Collected data:
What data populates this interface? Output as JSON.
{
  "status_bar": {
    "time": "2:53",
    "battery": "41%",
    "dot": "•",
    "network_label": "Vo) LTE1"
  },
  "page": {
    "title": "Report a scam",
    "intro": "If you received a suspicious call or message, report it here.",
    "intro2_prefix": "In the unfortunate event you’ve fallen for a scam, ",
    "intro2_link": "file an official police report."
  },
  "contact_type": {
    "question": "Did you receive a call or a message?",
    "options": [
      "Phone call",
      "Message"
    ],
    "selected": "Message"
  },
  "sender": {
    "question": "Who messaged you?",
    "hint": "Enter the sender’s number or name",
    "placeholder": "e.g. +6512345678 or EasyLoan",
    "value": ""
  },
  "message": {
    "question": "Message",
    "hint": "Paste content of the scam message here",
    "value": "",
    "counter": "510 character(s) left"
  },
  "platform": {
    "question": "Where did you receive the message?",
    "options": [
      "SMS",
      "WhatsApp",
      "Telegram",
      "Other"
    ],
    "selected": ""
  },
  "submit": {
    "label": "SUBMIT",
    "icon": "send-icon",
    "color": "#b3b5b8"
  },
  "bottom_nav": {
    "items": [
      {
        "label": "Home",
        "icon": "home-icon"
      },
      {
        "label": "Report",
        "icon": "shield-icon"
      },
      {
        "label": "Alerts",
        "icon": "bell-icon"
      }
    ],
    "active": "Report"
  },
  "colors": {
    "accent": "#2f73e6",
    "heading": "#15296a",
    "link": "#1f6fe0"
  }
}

* * *

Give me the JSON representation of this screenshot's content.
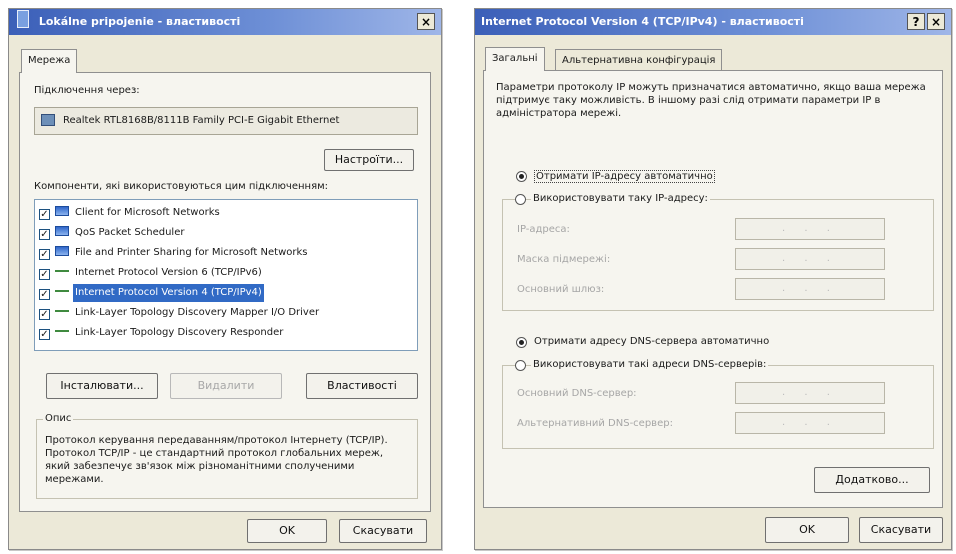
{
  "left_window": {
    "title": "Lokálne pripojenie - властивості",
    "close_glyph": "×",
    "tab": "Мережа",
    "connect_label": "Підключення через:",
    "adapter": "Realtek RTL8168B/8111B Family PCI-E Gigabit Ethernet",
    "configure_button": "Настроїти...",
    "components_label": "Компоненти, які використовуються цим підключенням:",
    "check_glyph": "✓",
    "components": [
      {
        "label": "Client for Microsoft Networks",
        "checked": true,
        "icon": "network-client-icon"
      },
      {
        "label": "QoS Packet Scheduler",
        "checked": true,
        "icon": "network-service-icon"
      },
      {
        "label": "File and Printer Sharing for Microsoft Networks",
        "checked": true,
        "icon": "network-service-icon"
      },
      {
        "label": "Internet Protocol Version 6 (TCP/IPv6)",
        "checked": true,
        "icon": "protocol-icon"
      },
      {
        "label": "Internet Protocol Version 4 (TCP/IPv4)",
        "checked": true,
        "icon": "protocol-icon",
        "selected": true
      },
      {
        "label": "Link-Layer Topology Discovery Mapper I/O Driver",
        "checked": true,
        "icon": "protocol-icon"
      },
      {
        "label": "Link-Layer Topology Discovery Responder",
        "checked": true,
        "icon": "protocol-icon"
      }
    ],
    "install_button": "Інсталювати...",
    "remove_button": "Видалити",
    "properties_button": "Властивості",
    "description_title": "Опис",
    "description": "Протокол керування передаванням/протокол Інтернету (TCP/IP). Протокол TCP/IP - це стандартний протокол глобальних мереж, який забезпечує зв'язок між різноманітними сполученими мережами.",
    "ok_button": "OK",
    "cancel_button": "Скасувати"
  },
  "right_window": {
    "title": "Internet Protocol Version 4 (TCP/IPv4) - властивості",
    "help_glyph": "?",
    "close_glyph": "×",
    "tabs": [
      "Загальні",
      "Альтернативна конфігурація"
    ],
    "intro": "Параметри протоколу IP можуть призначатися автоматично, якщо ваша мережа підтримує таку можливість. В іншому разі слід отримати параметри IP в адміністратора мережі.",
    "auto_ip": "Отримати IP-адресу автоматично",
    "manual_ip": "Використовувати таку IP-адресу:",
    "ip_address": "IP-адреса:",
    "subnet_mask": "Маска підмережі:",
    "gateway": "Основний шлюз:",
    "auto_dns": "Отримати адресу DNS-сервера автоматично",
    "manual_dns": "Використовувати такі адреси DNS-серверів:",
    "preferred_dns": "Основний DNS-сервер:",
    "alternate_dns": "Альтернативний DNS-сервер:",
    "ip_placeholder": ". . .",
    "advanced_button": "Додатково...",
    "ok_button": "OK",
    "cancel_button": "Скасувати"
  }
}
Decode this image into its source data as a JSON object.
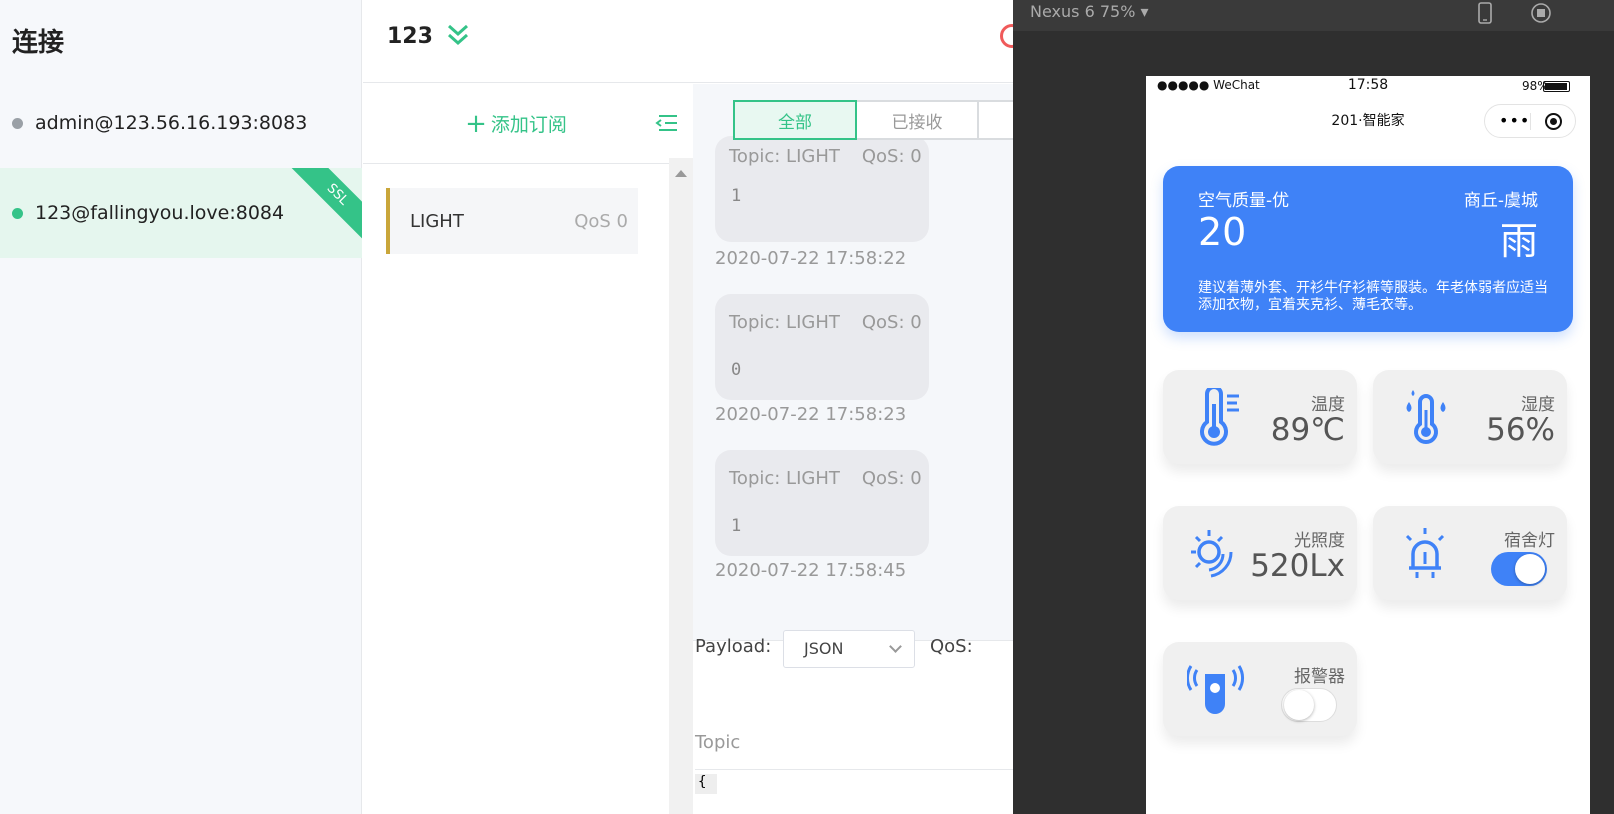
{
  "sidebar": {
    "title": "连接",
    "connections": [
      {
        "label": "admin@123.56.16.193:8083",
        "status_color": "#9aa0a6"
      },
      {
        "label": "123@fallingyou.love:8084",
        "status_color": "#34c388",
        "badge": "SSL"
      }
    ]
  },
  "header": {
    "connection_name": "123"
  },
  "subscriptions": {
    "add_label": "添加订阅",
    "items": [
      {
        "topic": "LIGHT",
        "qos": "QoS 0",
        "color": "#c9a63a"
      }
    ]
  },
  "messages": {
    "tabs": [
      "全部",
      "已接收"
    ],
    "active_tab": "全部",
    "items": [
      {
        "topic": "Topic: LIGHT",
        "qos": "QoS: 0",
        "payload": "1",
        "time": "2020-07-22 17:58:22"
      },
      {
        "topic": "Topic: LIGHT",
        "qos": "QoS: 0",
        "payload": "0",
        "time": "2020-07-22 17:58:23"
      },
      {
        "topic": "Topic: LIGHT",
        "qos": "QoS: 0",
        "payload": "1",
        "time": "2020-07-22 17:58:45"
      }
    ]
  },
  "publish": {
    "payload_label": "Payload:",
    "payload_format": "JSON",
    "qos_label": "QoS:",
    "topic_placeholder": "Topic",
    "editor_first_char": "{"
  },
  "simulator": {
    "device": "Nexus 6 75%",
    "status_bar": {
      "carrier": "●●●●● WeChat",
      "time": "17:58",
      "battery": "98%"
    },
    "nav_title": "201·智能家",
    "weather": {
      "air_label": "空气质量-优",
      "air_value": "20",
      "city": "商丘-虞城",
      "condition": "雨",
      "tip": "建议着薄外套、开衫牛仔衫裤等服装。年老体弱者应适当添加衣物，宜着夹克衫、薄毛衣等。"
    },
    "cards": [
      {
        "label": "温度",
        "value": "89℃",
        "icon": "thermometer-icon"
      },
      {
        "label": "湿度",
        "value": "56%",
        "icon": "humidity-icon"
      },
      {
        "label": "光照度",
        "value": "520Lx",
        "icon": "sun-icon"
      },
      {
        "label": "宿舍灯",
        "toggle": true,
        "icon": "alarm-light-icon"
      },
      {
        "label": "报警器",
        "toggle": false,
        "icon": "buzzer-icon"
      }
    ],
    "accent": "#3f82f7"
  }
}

**Problem requirements:** Select every line in the records above that contains the word "scam".

**Correct result:**
    "title": "Report a scam",
    "intro2_prefix": "In the unfortunate event you’ve fallen for a scam, ",
    "hint": "Paste content of the scam message here",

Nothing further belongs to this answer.